A run of records
┄┄┄┄┄┄┄┄┄┄
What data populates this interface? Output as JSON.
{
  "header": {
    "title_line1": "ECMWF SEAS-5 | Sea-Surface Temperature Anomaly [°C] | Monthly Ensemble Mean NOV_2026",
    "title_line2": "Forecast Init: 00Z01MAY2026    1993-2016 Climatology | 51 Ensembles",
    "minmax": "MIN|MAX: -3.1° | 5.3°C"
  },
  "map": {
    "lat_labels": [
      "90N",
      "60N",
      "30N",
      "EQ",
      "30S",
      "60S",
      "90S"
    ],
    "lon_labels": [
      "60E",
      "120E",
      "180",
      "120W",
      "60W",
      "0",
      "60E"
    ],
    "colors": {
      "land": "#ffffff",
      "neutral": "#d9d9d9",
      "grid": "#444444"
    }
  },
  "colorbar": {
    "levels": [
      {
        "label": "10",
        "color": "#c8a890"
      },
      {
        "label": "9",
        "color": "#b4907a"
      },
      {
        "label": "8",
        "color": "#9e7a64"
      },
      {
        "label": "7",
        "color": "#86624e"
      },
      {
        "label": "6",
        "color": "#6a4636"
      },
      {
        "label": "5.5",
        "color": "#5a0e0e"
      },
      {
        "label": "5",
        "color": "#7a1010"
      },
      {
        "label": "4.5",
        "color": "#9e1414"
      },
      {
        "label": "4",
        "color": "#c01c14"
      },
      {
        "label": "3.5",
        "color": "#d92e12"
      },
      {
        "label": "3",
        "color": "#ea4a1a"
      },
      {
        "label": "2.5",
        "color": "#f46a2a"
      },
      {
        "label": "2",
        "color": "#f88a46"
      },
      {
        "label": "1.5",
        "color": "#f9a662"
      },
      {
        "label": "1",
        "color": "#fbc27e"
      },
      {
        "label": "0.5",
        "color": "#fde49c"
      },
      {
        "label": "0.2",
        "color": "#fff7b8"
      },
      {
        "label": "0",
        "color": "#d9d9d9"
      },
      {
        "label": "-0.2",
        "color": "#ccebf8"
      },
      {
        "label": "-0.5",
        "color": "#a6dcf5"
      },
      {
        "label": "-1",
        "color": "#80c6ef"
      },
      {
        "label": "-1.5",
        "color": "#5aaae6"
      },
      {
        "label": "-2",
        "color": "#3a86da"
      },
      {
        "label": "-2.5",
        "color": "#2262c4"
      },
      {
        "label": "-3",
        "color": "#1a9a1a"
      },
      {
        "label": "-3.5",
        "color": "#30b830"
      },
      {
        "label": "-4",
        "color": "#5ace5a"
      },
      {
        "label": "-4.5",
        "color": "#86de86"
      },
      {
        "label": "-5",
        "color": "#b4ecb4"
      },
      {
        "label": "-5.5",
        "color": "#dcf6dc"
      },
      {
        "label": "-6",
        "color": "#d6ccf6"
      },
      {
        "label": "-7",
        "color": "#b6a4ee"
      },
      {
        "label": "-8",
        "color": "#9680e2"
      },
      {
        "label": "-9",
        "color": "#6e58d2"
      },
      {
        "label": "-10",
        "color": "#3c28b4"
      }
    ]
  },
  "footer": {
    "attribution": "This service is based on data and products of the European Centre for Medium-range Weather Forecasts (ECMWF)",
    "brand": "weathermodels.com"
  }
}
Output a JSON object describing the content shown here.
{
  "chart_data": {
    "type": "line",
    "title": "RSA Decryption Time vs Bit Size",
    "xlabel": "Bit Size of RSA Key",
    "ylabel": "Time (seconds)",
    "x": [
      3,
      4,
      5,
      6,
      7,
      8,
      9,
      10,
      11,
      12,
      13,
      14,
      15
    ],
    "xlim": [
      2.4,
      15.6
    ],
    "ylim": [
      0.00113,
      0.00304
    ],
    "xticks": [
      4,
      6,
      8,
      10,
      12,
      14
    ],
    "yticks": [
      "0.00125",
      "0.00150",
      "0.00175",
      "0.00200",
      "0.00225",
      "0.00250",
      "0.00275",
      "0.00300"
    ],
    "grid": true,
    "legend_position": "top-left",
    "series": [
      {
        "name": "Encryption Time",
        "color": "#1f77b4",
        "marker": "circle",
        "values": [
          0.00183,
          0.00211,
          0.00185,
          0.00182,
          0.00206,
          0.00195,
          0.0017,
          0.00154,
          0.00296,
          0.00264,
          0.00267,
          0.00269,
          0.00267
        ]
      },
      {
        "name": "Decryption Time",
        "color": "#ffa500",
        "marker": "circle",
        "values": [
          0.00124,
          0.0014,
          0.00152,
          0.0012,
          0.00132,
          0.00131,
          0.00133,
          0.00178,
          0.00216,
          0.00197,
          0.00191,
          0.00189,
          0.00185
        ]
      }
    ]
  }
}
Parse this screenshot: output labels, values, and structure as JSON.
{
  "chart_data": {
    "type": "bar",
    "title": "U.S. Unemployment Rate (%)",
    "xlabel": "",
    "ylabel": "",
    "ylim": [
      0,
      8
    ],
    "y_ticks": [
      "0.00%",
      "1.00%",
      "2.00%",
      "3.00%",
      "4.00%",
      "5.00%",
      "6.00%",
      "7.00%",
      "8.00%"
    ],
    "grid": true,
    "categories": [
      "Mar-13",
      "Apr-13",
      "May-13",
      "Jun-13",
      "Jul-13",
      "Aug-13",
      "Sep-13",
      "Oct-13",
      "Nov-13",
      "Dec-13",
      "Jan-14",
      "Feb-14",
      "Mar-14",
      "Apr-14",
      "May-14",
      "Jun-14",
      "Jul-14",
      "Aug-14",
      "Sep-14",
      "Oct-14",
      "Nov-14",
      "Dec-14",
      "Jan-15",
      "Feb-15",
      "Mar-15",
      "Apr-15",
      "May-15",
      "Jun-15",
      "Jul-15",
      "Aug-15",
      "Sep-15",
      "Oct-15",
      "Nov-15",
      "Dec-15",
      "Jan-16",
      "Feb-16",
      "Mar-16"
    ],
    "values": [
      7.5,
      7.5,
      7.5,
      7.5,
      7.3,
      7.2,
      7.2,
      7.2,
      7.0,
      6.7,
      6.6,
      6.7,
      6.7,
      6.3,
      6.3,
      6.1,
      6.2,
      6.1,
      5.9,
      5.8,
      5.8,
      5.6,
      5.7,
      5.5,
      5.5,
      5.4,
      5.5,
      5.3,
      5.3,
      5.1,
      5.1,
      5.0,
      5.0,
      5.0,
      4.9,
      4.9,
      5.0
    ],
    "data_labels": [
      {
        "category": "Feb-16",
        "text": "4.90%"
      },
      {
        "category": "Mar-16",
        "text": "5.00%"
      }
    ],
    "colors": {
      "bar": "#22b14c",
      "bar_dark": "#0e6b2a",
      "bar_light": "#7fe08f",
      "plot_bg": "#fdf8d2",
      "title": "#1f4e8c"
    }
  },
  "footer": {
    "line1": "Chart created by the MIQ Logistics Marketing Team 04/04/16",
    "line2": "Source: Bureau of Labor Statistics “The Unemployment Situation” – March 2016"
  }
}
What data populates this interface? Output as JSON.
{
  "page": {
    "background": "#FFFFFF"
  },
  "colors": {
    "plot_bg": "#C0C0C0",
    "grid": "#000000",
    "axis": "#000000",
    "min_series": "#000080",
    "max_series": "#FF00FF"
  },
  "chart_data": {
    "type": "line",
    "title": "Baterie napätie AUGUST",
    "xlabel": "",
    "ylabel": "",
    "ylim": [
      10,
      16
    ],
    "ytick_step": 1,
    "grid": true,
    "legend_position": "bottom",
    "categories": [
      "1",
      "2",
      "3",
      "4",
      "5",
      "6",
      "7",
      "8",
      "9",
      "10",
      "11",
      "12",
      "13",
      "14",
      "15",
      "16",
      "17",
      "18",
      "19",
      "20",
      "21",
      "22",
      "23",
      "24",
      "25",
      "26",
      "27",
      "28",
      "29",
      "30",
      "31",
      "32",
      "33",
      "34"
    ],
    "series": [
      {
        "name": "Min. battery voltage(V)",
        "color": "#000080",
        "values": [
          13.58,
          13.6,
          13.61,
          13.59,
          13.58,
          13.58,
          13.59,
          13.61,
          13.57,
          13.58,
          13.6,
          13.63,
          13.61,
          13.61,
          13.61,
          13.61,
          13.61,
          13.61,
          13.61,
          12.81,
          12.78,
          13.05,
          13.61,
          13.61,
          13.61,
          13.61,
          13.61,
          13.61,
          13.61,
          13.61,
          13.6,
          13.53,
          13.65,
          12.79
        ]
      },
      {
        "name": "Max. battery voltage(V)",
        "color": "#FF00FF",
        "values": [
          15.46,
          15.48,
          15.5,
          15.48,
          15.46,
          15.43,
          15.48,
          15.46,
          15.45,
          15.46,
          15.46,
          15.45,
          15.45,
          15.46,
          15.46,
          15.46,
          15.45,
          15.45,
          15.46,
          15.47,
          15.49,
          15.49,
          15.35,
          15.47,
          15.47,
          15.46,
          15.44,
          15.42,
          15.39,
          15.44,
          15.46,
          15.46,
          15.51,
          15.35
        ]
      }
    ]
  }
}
┄┄┄┄┄┄┄┄┄┄
> **Problem details**
Filter the data, keeping only the lines that contain "voltage".

> **Complete response**
        "name": "Min. battery voltage(V)",
        "name": "Max. battery voltage(V)",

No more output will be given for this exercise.